### GIVEN RECORDS
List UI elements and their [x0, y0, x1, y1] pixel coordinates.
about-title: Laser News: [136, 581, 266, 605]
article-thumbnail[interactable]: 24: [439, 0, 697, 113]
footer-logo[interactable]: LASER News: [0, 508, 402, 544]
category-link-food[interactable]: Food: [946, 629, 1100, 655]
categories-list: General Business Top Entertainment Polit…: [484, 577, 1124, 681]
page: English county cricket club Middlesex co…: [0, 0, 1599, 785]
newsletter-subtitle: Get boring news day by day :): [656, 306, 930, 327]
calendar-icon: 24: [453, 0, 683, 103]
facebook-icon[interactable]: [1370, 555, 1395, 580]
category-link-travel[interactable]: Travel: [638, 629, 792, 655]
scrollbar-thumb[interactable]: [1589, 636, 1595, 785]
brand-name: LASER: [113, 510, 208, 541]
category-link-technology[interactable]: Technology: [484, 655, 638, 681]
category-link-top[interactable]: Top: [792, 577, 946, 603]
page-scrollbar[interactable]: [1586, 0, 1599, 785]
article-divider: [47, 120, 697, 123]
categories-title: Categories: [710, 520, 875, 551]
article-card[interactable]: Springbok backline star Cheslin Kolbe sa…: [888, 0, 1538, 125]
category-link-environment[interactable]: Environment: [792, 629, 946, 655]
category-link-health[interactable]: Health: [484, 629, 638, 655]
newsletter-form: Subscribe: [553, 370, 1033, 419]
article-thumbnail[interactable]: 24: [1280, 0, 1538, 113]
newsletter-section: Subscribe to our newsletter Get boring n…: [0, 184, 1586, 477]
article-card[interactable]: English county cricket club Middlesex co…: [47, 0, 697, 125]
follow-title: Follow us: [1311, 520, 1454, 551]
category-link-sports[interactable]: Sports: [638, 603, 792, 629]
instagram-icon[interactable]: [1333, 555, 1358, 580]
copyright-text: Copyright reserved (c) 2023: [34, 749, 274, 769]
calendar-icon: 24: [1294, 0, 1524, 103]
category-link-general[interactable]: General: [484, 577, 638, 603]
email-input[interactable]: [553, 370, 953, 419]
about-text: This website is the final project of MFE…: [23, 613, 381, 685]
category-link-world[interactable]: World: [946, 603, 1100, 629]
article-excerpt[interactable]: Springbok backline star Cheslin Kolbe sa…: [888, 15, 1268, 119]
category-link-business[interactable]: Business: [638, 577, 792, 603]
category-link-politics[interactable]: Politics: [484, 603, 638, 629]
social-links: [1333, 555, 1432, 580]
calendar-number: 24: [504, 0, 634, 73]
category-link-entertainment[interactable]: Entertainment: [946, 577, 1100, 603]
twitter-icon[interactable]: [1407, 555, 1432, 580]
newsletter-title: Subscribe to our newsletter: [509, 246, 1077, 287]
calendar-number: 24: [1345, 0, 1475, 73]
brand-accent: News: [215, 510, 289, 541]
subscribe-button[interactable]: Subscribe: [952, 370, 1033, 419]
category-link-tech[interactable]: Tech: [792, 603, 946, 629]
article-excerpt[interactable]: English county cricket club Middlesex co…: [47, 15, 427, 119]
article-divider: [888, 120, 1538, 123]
######
• WORK INSTRUCTIONS:
Reproduce verbatim the entries from the beginning through the line that contains "social-links: [1333, 555, 1432, 580]", including that line.

• ANSWER TO THE TASK:
List UI elements and their [x0, y0, x1, y1] pixel coordinates.
about-title: Laser News: [136, 581, 266, 605]
article-thumbnail[interactable]: 24: [439, 0, 697, 113]
footer-logo[interactable]: LASER News: [0, 508, 402, 544]
category-link-food[interactable]: Food: [946, 629, 1100, 655]
categories-list: General Business Top Entertainment Polit…: [484, 577, 1124, 681]
page: English county cricket club Middlesex co…: [0, 0, 1599, 785]
newsletter-subtitle: Get boring news day by day :): [656, 306, 930, 327]
calendar-icon: 24: [453, 0, 683, 103]
facebook-icon[interactable]: [1370, 555, 1395, 580]
category-link-travel[interactable]: Travel: [638, 629, 792, 655]
scrollbar-thumb[interactable]: [1589, 636, 1595, 785]
brand-name: LASER: [113, 510, 208, 541]
category-link-technology[interactable]: Technology: [484, 655, 638, 681]
category-link-top[interactable]: Top: [792, 577, 946, 603]
page-scrollbar[interactable]: [1586, 0, 1599, 785]
article-divider: [47, 120, 697, 123]
categories-title: Categories: [710, 520, 875, 551]
article-card[interactable]: Springbok backline star Cheslin Kolbe sa…: [888, 0, 1538, 125]
category-link-environment[interactable]: Environment: [792, 629, 946, 655]
category-link-health[interactable]: Health: [484, 629, 638, 655]
newsletter-form: Subscribe: [553, 370, 1033, 419]
article-thumbnail[interactable]: 24: [1280, 0, 1538, 113]
newsletter-section: Subscribe to our newsletter Get boring n…: [0, 184, 1586, 477]
article-card[interactable]: English county cricket club Middlesex co…: [47, 0, 697, 125]
follow-title: Follow us: [1311, 520, 1454, 551]
category-link-sports[interactable]: Sports: [638, 603, 792, 629]
instagram-icon[interactable]: [1333, 555, 1358, 580]
copyright-text: Copyright reserved (c) 2023: [34, 749, 274, 769]
calendar-icon: 24: [1294, 0, 1524, 103]
category-link-general[interactable]: General: [484, 577, 638, 603]
email-input[interactable]: [553, 370, 953, 419]
about-text: This website is the final project of MFE…: [23, 613, 381, 685]
category-link-world[interactable]: World: [946, 603, 1100, 629]
article-excerpt[interactable]: Springbok backline star Cheslin Kolbe sa…: [888, 15, 1268, 119]
category-link-business[interactable]: Business: [638, 577, 792, 603]
category-link-politics[interactable]: Politics: [484, 603, 638, 629]
social-links: [1333, 555, 1432, 580]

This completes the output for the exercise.